From the entries below, say how many lines carry the word "kích", and give nothing but the number.

╭─ DATA

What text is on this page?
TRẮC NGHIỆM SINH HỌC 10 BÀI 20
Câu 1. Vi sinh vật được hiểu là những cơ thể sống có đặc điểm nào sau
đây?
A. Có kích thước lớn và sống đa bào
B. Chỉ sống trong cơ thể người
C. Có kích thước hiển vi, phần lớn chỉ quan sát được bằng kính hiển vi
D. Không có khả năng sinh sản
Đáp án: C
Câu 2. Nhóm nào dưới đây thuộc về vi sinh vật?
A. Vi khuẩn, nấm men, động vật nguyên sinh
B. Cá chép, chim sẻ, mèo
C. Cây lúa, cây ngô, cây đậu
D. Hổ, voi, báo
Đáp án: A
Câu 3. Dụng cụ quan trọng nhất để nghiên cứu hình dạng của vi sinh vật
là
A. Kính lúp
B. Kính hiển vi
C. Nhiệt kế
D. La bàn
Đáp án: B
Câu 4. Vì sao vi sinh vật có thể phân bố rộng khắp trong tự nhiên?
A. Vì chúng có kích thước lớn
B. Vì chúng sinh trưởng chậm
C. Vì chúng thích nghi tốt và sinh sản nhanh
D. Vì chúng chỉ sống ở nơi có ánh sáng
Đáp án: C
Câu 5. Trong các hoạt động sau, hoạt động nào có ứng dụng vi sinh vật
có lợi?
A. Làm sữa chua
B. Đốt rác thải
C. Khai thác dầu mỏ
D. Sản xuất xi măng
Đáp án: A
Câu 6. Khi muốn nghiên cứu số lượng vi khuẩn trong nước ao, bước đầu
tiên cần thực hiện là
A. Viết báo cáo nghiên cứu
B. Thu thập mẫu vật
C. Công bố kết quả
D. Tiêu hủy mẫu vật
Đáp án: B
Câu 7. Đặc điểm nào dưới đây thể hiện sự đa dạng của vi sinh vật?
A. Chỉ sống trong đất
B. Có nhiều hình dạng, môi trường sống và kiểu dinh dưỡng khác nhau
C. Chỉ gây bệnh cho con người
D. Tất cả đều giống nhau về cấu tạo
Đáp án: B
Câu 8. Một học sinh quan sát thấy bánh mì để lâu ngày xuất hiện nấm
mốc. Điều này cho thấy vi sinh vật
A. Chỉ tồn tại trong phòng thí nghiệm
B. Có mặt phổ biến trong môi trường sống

╰─

WORKED ANSWER: 3